*Exercise goal*.
Copy each of the following items word for word.

*Dataset content*.
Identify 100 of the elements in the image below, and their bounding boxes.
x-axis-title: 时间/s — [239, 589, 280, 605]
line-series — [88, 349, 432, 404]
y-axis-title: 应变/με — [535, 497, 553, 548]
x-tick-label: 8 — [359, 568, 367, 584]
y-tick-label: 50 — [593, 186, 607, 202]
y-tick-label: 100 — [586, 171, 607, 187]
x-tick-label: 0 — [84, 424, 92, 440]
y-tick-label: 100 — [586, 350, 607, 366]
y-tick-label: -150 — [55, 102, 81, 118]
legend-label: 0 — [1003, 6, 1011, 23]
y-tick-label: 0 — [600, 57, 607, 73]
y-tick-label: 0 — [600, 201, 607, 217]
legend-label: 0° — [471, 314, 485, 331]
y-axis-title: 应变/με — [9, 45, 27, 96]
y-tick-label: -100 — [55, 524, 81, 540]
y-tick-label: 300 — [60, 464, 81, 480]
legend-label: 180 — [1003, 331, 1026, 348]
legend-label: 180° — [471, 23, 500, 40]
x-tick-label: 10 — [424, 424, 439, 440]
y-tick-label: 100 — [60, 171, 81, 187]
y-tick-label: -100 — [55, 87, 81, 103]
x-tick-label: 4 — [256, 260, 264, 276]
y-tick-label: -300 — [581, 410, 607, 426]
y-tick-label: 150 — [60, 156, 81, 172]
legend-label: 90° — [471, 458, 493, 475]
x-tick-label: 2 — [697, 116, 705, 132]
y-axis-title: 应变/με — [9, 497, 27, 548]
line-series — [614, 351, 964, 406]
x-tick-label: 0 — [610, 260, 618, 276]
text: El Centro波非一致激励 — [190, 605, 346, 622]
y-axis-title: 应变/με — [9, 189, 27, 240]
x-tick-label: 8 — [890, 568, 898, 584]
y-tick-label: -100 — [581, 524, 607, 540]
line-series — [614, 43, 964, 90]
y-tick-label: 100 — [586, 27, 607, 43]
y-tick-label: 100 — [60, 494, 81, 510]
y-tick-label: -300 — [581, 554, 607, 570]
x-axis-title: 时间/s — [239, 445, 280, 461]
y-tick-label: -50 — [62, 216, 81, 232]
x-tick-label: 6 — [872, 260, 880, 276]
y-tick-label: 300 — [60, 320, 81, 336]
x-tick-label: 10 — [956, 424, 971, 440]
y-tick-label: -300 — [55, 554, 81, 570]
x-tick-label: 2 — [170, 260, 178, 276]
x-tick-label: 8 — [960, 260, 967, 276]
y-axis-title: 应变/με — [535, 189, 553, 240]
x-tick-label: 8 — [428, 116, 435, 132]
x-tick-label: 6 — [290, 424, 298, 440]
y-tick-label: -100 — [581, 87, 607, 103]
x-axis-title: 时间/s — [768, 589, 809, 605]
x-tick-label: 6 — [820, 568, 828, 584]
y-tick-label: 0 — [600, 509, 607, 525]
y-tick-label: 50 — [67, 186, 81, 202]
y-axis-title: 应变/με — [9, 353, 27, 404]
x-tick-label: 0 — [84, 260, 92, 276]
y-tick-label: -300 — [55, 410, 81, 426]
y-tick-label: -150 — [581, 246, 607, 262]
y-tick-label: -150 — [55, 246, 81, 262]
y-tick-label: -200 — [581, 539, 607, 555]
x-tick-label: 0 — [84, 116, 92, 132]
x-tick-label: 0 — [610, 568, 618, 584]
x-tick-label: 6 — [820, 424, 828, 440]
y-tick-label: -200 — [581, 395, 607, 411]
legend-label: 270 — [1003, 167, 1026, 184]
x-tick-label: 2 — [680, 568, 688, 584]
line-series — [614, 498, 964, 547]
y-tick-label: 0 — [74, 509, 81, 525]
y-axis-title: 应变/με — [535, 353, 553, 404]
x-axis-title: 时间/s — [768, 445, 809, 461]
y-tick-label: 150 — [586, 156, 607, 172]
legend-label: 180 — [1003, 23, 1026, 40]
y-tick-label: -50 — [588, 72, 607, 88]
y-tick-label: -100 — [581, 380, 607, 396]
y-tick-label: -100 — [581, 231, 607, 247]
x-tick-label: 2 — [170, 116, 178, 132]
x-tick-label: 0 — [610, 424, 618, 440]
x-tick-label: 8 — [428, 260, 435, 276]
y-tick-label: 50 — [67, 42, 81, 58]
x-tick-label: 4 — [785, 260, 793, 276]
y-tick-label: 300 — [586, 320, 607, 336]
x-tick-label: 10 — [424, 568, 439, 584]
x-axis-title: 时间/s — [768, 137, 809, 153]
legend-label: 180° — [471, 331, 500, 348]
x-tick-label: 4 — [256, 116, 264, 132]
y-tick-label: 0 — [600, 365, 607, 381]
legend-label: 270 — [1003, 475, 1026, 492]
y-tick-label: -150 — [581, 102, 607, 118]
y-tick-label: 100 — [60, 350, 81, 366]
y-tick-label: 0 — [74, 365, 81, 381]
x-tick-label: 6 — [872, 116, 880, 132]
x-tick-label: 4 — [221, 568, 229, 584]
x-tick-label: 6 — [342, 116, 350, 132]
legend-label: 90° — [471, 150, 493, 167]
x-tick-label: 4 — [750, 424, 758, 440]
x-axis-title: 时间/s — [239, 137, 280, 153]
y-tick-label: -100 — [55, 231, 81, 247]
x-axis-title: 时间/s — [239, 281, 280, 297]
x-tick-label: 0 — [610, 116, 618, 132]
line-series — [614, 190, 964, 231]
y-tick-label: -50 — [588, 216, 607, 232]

*Output of the task*.
Identify 100 of the elements in the image below, and their bounding boxes.
x-axis-title: 时间/s — [239, 589, 280, 605]
line-series — [88, 349, 432, 404]
y-axis-title: 应变/με — [535, 497, 553, 548]
x-tick-label: 8 — [359, 568, 367, 584]
y-tick-label: 50 — [593, 186, 607, 202]
y-tick-label: 100 — [586, 171, 607, 187]
x-tick-label: 0 — [84, 424, 92, 440]
y-tick-label: 100 — [586, 350, 607, 366]
y-tick-label: -150 — [55, 102, 81, 118]
legend-label: 0 — [1003, 6, 1011, 23]
y-tick-label: 0 — [600, 57, 607, 73]
y-tick-label: 0 — [600, 201, 607, 217]
legend-label: 0° — [471, 314, 485, 331]
y-axis-title: 应变/με — [9, 45, 27, 96]
y-tick-label: -100 — [55, 524, 81, 540]
y-tick-label: 300 — [60, 464, 81, 480]
legend-label: 180 — [1003, 331, 1026, 348]
legend-label: 180° — [471, 23, 500, 40]
x-tick-label: 10 — [424, 424, 439, 440]
y-tick-label: 100 — [60, 171, 81, 187]
y-tick-label: -100 — [55, 87, 81, 103]
x-tick-label: 4 — [256, 260, 264, 276]
y-tick-label: -300 — [581, 410, 607, 426]
y-tick-label: 150 — [60, 156, 81, 172]
legend-label: 90° — [471, 458, 493, 475]
x-tick-label: 2 — [697, 116, 705, 132]
y-axis-title: 应变/με — [9, 497, 27, 548]
line-series — [614, 351, 964, 406]
x-tick-label: 0 — [610, 260, 618, 276]
text: El Centro波非一致激励 — [190, 605, 346, 622]
y-axis-title: 应变/με — [9, 189, 27, 240]
x-tick-label: 8 — [890, 568, 898, 584]
y-tick-label: -100 — [581, 524, 607, 540]
line-series — [614, 43, 964, 90]
y-tick-label: 100 — [586, 27, 607, 43]
y-tick-label: 100 — [60, 494, 81, 510]
y-tick-label: -300 — [581, 554, 607, 570]
x-axis-title: 时间/s — [239, 445, 280, 461]
y-tick-label: -50 — [62, 216, 81, 232]
x-tick-label: 6 — [872, 260, 880, 276]
y-tick-label: 300 — [60, 320, 81, 336]
x-tick-label: 10 — [956, 424, 971, 440]
y-tick-label: -300 — [55, 554, 81, 570]
x-tick-label: 2 — [170, 260, 178, 276]
x-tick-label: 8 — [960, 260, 967, 276]
y-axis-title: 应变/με — [535, 189, 553, 240]
x-tick-label: 8 — [428, 116, 435, 132]
x-tick-label: 6 — [290, 424, 298, 440]
y-tick-label: -100 — [581, 87, 607, 103]
x-axis-title: 时间/s — [768, 589, 809, 605]
x-tick-label: 6 — [820, 568, 828, 584]
y-tick-label: 0 — [600, 509, 607, 525]
y-tick-label: 50 — [67, 186, 81, 202]
y-axis-title: 应变/με — [9, 353, 27, 404]
x-tick-label: 0 — [84, 260, 92, 276]
y-tick-label: -300 — [55, 410, 81, 426]
y-tick-label: -150 — [581, 246, 607, 262]
y-tick-label: -150 — [55, 246, 81, 262]
y-tick-label: -200 — [581, 539, 607, 555]
x-tick-label: 0 — [84, 116, 92, 132]
x-tick-label: 0 — [610, 568, 618, 584]
x-tick-label: 6 — [820, 424, 828, 440]
y-tick-label: -200 — [581, 395, 607, 411]
legend-label: 270 — [1003, 167, 1026, 184]
x-tick-label: 2 — [680, 568, 688, 584]
line-series — [614, 498, 964, 547]
y-tick-label: 0 — [74, 509, 81, 525]
y-axis-title: 应变/με — [535, 353, 553, 404]
x-axis-title: 时间/s — [768, 445, 809, 461]
y-tick-label: 150 — [586, 156, 607, 172]
legend-label: 180 — [1003, 23, 1026, 40]
y-tick-label: -50 — [588, 72, 607, 88]
y-tick-label: -100 — [581, 380, 607, 396]
y-tick-label: -100 — [581, 231, 607, 247]
x-tick-label: 2 — [170, 116, 178, 132]
x-tick-label: 0 — [610, 424, 618, 440]
x-tick-label: 8 — [428, 260, 435, 276]
y-tick-label: 50 — [67, 42, 81, 58]
x-tick-label: 4 — [785, 260, 793, 276]
y-tick-label: 300 — [586, 320, 607, 336]
x-tick-label: 10 — [424, 568, 439, 584]
x-axis-title: 时间/s — [768, 137, 809, 153]
legend-label: 180° — [471, 331, 500, 348]
x-tick-label: 4 — [256, 116, 264, 132]
y-tick-label: 0 — [600, 365, 607, 381]
legend-label: 270 — [1003, 475, 1026, 492]
y-tick-label: -150 — [581, 102, 607, 118]
y-tick-label: 100 — [60, 350, 81, 366]
y-tick-label: 0 — [74, 365, 81, 381]
x-tick-label: 6 — [872, 116, 880, 132]
x-tick-label: 4 — [221, 568, 229, 584]
x-tick-label: 6 — [342, 116, 350, 132]
legend-label: 90° — [471, 150, 493, 167]
x-tick-label: 4 — [750, 424, 758, 440]
x-axis-title: 时间/s — [239, 137, 280, 153]
y-tick-label: -100 — [55, 231, 81, 247]
x-axis-title: 时间/s — [239, 281, 280, 297]
x-tick-label: 0 — [610, 116, 618, 132]
line-series — [614, 190, 964, 231]
y-tick-label: -50 — [588, 216, 607, 232]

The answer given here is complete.